[What you are asked to do]: For the records below, give the count of lines holding the word "https" and nothing more.

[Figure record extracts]
_ _ _
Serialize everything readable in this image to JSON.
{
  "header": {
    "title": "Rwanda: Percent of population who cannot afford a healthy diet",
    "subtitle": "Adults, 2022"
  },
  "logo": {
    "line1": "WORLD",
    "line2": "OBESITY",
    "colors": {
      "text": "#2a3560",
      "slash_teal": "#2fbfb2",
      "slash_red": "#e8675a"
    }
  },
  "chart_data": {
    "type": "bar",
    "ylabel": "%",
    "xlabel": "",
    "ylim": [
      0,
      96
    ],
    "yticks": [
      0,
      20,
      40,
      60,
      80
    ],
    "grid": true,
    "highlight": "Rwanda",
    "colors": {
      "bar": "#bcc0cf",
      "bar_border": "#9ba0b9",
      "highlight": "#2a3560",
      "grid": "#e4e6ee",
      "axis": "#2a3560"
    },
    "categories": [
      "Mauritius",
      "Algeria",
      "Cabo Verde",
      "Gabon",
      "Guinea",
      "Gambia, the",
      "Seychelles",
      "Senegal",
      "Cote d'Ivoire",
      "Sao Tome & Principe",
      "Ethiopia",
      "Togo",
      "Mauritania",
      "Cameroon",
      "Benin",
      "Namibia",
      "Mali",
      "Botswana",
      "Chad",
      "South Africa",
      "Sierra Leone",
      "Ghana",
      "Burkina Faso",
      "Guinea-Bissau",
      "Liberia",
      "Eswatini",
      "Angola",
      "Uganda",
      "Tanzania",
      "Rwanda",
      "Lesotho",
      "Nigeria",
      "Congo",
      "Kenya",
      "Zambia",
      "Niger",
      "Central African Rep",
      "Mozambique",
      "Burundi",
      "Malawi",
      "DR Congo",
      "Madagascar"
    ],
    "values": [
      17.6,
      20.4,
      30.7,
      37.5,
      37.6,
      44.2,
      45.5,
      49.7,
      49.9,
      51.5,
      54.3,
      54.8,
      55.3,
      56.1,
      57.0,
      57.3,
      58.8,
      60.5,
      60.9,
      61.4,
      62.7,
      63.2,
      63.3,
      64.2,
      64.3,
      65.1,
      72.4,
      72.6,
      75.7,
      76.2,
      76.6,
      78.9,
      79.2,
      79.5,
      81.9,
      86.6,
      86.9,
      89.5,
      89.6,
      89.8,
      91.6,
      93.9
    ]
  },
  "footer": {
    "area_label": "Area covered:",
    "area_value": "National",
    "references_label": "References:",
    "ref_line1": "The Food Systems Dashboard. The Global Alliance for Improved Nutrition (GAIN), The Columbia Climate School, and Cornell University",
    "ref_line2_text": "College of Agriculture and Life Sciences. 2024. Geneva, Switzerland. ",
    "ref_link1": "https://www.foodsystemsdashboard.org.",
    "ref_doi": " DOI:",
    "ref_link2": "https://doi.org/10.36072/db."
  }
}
_ _ _
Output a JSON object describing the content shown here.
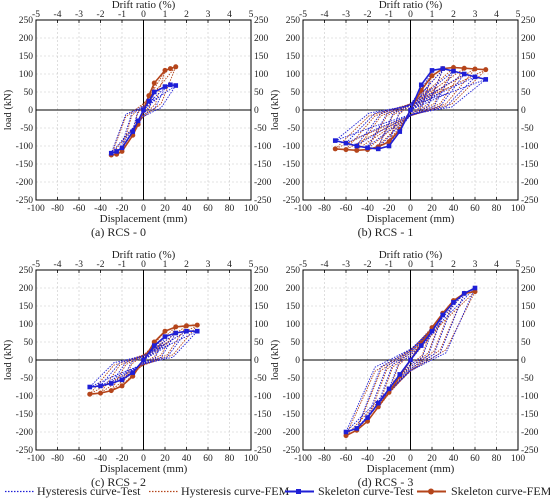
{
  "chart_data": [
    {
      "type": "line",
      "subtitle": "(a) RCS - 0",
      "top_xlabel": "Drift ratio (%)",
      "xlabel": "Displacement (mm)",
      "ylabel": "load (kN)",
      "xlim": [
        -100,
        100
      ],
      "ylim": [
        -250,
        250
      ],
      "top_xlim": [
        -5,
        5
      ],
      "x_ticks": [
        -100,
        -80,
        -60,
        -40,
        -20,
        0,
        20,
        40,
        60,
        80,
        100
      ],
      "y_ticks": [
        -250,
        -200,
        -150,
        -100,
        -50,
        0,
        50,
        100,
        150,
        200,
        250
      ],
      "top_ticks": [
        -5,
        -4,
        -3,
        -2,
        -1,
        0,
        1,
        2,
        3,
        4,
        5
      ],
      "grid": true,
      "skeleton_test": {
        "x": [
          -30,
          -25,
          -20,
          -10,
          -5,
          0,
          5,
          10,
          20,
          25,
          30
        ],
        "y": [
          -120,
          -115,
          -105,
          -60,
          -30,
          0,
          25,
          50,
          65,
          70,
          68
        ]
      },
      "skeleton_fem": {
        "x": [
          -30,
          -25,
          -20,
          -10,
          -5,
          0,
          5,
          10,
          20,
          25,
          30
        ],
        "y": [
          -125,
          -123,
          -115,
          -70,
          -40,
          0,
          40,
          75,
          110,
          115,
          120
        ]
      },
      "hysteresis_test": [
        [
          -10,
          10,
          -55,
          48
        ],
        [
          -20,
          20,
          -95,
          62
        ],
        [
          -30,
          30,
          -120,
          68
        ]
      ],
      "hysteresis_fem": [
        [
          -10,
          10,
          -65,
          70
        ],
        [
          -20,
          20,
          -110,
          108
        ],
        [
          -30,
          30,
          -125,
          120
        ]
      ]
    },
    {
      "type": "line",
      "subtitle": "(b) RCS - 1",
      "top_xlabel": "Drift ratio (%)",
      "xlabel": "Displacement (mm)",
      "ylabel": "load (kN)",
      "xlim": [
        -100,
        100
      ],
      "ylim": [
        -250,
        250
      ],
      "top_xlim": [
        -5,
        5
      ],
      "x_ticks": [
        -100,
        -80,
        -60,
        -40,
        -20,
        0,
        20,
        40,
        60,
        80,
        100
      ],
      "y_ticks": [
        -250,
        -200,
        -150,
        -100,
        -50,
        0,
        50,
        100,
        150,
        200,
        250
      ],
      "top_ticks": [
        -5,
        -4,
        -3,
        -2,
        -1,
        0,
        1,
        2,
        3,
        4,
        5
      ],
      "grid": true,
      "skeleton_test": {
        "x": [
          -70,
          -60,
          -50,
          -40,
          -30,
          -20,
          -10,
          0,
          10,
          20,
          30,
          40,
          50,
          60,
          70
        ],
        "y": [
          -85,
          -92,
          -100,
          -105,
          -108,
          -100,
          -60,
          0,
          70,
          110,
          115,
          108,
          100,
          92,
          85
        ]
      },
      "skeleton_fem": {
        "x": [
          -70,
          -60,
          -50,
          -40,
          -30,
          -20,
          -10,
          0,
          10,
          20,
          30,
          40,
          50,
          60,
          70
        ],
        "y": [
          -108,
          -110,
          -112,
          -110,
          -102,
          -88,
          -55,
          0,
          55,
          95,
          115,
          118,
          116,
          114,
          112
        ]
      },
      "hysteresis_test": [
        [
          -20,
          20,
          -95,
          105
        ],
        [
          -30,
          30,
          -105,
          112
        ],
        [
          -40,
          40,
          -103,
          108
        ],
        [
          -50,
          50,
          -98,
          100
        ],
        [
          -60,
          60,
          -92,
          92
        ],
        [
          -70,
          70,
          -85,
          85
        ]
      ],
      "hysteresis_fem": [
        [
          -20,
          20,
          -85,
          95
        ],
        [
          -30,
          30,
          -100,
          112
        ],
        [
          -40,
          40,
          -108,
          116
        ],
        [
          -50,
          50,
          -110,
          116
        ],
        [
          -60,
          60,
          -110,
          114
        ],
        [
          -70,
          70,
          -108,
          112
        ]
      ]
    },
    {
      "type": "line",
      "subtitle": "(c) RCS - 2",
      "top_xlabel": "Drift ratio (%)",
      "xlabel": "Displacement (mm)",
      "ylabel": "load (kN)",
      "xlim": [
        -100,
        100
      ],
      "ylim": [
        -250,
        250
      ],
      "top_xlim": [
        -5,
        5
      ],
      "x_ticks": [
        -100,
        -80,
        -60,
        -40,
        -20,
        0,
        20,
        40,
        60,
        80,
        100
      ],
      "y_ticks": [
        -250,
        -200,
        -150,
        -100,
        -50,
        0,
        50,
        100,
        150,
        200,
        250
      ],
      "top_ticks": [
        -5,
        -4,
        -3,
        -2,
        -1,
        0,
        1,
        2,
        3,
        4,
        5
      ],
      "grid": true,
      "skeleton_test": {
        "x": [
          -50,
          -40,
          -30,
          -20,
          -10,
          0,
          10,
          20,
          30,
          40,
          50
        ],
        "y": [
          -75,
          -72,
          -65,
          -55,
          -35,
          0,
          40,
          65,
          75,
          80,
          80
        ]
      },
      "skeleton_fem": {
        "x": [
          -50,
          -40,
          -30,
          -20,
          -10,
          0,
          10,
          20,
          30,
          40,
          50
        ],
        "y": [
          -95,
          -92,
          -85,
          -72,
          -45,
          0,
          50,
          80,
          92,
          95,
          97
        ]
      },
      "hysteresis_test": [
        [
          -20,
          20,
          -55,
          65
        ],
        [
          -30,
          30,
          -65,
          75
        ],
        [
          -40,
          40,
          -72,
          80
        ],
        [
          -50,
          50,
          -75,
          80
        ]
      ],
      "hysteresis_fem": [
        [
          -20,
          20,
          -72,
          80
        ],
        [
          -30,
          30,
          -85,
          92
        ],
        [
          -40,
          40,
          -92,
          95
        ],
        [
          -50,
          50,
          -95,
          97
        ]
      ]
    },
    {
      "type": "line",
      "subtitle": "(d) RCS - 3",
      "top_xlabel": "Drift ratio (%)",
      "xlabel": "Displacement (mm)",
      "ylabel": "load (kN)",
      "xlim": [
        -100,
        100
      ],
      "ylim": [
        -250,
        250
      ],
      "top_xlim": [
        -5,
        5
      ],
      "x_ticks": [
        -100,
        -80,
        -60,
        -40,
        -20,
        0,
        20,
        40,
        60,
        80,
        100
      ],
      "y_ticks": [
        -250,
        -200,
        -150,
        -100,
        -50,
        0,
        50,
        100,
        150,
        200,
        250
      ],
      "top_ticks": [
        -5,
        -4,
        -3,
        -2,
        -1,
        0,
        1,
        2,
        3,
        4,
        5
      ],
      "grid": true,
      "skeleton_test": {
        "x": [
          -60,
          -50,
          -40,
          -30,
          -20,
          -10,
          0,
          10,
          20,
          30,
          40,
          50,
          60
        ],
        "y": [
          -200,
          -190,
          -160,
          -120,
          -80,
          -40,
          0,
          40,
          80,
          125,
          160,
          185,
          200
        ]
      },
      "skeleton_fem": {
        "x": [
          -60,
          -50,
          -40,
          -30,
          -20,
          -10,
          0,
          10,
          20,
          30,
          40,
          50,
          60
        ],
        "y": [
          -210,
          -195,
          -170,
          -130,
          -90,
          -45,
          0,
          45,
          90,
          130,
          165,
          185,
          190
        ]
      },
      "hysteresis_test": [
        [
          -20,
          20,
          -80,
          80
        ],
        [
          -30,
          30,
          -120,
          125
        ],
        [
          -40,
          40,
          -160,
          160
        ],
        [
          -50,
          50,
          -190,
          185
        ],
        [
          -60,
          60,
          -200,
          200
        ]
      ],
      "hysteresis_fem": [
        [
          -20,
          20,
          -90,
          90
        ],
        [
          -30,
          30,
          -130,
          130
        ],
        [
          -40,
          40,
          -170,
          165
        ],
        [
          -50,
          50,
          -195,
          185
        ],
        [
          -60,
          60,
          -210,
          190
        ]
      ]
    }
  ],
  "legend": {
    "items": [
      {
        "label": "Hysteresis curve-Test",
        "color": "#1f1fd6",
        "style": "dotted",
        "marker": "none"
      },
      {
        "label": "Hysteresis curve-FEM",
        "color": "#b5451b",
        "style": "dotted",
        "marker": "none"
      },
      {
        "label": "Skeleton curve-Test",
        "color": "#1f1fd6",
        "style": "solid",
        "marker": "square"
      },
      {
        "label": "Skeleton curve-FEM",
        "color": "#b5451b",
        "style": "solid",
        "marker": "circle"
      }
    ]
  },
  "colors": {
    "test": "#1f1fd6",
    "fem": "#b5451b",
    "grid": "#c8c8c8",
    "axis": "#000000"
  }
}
_ _ _
[Finished task]: 2